▶ [TO BE DONE]
Give the number of lines below that contain "title", with no other output.
◇ ◇ ◇
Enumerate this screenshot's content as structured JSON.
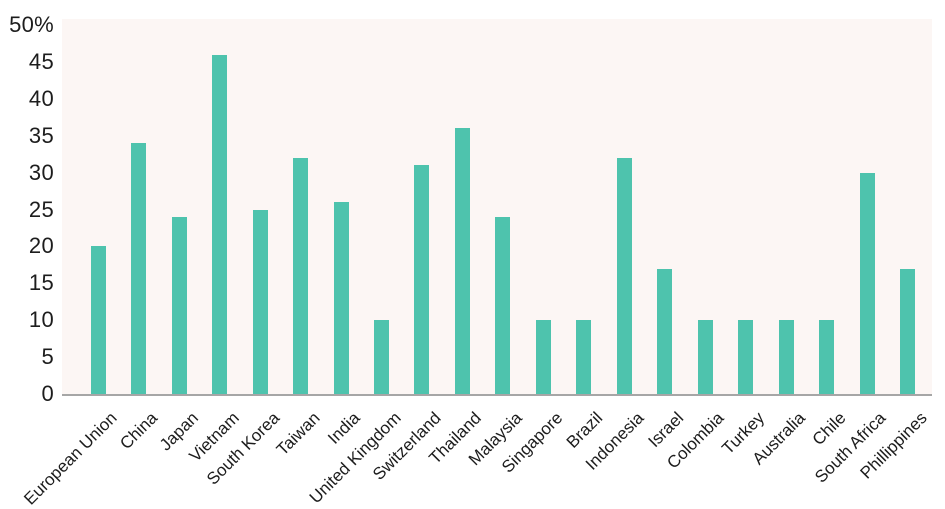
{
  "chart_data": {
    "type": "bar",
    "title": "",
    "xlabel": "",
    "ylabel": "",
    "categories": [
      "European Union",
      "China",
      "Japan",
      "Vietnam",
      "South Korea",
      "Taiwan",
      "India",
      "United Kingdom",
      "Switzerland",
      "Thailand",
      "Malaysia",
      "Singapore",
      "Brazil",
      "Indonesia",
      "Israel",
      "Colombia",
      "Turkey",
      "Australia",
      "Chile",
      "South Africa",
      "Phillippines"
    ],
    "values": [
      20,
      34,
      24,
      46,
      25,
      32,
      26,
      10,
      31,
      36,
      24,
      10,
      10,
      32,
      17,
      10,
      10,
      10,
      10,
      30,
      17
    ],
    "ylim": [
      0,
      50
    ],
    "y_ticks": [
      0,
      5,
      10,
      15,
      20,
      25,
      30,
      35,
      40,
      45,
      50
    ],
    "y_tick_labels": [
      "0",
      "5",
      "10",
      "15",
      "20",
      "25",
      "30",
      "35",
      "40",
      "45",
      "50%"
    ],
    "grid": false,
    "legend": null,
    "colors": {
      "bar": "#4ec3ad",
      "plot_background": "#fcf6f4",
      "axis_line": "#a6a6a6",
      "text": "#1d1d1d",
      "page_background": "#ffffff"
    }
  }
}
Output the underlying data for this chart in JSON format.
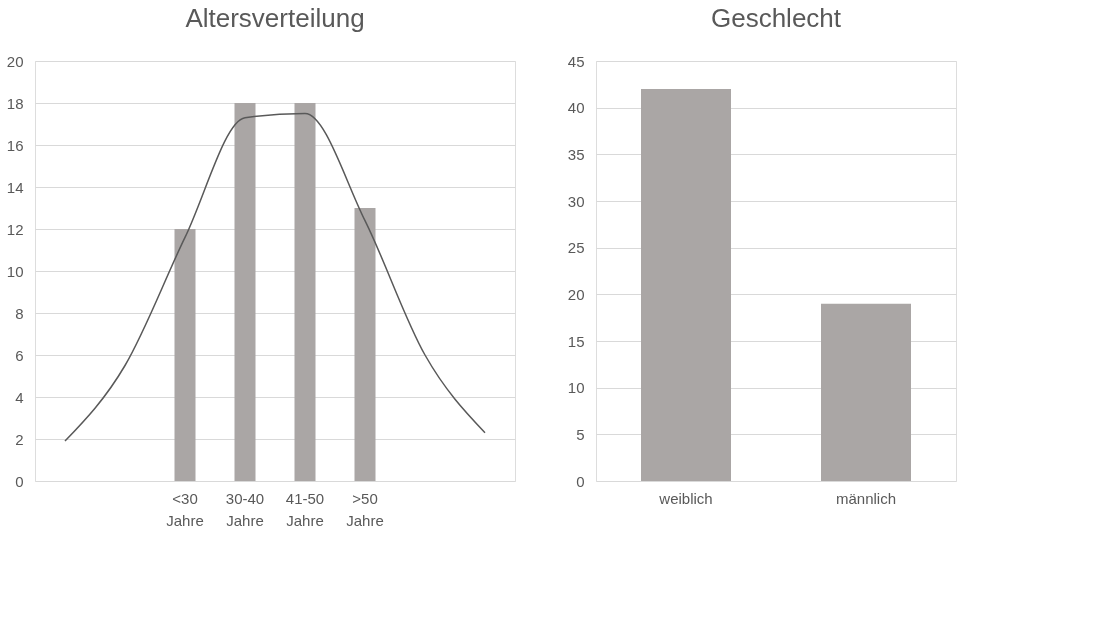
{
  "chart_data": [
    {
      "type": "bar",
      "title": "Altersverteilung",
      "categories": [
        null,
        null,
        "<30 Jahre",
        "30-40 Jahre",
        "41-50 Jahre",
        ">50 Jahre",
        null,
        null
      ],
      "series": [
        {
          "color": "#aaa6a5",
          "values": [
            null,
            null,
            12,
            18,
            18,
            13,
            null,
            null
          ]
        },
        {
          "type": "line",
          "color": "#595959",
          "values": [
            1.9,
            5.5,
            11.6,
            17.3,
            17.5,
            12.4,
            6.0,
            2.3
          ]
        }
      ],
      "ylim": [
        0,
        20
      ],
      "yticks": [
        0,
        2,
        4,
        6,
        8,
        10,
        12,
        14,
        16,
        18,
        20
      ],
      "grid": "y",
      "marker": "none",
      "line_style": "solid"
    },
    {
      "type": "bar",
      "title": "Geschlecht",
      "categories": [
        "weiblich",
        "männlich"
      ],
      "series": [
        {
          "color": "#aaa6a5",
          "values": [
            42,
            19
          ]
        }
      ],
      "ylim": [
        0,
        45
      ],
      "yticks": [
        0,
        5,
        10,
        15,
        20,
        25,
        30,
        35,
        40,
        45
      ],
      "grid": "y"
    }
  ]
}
◇ ◇ ◇
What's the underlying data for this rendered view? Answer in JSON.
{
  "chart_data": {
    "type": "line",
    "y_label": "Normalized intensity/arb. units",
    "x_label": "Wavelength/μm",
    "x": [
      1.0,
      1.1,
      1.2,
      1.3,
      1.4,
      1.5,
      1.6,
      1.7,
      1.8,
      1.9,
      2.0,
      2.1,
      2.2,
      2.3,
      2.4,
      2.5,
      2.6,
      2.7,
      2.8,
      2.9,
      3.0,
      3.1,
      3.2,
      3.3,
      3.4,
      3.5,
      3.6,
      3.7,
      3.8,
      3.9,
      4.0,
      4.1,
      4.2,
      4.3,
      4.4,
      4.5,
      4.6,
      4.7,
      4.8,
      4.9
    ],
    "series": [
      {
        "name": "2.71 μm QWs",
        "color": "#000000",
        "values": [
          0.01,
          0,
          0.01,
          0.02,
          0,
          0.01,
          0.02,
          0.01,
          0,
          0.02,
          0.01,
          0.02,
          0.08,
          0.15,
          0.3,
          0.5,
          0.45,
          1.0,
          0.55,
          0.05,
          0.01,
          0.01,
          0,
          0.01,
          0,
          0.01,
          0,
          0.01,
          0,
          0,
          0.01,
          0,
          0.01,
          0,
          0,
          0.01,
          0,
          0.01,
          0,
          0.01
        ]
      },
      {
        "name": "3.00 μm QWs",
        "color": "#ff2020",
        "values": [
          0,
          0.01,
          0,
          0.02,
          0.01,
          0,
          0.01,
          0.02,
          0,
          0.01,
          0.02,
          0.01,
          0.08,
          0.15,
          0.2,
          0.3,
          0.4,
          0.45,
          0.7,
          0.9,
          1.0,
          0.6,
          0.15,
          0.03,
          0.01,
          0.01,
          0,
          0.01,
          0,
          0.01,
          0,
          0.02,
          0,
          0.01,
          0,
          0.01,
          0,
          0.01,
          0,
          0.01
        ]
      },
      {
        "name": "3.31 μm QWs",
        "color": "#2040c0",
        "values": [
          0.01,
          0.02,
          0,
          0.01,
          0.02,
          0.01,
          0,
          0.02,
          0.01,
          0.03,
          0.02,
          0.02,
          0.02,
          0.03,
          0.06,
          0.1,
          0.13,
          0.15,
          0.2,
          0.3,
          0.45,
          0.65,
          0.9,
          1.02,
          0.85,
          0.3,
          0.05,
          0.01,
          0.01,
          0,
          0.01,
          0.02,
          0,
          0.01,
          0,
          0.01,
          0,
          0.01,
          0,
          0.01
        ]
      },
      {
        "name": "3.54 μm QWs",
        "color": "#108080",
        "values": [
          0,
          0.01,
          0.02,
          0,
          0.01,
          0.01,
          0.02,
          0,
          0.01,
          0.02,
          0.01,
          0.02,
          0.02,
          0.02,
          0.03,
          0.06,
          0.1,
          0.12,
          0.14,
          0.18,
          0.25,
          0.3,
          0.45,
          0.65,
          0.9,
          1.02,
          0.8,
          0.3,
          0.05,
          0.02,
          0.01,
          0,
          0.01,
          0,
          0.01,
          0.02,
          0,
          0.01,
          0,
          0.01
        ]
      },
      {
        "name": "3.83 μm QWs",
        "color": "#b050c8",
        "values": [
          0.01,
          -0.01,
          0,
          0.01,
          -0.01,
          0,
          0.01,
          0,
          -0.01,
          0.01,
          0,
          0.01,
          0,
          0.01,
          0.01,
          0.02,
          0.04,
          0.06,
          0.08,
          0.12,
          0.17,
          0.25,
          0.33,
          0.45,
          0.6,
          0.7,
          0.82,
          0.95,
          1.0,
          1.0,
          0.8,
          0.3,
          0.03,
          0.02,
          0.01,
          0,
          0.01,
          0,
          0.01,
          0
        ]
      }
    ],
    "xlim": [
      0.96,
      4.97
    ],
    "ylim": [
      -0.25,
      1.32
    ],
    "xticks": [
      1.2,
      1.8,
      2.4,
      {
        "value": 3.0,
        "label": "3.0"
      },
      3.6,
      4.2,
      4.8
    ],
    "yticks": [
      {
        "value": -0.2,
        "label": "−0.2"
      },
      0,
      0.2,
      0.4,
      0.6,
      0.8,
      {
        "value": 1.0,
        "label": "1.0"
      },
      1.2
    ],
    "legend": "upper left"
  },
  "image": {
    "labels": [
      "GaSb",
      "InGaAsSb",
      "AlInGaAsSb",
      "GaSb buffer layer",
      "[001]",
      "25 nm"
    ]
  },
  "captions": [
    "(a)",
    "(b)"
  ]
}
◇ ◇ ◇
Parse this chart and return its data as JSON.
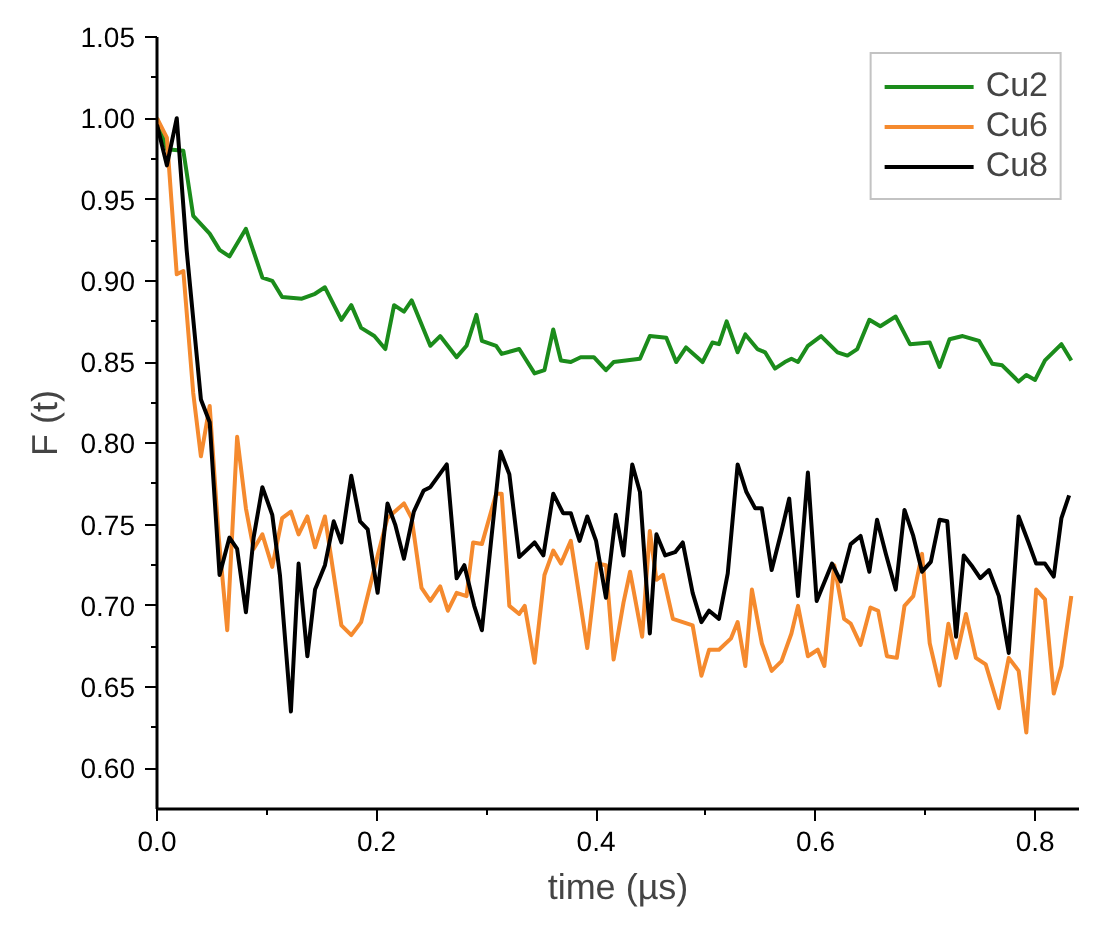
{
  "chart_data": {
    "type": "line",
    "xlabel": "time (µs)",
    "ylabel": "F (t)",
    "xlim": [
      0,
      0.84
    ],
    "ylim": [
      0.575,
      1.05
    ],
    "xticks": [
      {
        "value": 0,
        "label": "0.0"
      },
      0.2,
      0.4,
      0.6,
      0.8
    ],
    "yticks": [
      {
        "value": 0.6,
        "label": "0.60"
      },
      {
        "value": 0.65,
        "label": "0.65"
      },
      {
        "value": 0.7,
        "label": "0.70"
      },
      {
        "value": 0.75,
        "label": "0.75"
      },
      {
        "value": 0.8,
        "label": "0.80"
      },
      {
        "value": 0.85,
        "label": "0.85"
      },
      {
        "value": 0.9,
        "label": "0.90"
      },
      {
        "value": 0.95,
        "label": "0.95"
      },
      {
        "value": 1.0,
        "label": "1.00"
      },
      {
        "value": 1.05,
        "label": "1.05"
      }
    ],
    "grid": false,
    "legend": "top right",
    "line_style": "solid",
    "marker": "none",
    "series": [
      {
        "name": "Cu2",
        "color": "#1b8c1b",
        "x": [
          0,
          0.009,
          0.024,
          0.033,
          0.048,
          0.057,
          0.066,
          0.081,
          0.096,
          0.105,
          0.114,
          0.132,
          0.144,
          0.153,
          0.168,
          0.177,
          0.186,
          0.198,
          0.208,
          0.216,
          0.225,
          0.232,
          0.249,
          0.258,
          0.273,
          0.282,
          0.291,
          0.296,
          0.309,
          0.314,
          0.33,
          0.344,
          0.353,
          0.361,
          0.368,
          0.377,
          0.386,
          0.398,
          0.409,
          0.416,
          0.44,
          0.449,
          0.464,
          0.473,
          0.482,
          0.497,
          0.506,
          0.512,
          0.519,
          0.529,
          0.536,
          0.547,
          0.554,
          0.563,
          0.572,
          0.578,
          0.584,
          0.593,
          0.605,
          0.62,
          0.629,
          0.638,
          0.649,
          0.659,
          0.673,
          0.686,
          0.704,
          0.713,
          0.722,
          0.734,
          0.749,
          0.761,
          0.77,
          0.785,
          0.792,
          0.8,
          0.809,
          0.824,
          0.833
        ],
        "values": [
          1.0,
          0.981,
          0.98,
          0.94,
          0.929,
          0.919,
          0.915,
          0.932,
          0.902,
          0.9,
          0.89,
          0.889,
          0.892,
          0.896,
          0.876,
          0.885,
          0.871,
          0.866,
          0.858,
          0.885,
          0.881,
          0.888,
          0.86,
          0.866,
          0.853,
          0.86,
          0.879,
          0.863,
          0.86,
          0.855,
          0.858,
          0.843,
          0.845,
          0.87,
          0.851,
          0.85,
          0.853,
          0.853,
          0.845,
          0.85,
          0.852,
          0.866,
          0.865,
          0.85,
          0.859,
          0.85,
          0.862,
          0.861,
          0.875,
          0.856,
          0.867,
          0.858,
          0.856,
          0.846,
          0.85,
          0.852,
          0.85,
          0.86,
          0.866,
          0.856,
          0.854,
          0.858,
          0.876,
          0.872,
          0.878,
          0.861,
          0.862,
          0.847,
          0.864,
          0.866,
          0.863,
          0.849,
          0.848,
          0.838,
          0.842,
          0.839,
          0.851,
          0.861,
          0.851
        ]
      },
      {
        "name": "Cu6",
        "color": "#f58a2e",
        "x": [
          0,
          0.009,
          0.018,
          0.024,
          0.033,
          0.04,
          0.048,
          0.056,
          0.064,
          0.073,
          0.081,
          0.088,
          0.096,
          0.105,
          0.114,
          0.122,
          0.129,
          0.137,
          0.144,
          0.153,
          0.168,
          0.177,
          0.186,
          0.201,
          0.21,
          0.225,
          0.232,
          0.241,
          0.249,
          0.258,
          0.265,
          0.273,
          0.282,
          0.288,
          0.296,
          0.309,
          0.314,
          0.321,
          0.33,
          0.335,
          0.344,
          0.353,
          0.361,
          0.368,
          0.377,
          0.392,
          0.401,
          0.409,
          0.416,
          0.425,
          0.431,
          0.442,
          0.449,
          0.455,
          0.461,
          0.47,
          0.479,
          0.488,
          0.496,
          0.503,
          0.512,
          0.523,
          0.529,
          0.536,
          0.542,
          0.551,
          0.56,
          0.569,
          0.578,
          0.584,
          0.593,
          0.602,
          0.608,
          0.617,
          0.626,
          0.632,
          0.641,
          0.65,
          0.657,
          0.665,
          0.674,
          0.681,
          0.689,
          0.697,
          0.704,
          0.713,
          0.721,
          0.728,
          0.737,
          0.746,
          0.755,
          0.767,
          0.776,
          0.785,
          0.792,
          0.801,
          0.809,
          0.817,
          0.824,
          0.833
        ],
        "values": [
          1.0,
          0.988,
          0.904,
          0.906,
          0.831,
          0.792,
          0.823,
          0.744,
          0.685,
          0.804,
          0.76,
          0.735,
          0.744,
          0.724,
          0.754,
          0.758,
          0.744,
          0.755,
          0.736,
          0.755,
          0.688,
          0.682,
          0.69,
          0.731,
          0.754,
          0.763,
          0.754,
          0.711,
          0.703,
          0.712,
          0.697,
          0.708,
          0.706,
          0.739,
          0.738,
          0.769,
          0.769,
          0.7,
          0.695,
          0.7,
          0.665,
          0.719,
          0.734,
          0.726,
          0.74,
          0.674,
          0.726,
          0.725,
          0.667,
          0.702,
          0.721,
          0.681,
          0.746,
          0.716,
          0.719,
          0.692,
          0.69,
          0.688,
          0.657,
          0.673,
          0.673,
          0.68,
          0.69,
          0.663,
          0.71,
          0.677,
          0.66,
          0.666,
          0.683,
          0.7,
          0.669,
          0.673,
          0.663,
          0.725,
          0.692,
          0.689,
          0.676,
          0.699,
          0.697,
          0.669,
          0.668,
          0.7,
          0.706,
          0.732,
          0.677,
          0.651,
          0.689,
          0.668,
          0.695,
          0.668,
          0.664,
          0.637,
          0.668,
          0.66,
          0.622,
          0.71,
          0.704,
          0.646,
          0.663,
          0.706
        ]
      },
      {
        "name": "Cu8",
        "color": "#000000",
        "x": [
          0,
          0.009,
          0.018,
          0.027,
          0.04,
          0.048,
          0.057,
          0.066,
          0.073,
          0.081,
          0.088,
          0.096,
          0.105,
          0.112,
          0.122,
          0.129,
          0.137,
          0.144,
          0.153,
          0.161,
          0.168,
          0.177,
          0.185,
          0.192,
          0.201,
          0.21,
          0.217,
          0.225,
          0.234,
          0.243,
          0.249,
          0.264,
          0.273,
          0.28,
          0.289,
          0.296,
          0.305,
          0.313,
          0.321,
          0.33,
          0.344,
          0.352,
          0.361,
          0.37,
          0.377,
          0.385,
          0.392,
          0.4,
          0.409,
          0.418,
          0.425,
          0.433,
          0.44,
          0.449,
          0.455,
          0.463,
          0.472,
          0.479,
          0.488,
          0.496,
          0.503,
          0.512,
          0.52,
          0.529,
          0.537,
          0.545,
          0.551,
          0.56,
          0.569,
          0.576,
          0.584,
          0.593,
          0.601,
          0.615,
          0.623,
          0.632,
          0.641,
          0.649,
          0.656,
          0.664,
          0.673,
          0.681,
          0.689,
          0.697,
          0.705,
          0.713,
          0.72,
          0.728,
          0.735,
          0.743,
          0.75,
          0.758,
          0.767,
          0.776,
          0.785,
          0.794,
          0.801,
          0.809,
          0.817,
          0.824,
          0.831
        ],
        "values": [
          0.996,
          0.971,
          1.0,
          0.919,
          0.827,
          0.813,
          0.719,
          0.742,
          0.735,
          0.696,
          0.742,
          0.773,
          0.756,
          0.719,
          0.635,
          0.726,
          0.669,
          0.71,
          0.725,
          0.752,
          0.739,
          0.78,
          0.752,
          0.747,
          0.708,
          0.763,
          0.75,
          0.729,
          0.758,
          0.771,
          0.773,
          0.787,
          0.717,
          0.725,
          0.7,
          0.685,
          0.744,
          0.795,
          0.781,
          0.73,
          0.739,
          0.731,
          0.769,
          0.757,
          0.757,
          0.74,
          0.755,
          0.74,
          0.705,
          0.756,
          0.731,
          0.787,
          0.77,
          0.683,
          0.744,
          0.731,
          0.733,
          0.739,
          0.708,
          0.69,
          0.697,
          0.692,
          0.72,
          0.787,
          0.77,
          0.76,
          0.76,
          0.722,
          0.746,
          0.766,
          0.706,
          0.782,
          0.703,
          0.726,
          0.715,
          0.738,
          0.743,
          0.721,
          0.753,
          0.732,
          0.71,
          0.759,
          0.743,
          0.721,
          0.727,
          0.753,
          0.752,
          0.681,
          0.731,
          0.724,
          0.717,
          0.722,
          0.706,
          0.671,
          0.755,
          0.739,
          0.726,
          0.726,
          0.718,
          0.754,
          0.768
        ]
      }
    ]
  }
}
◇ ◇ ◇
▶ [COMPLETE ANSWER]
3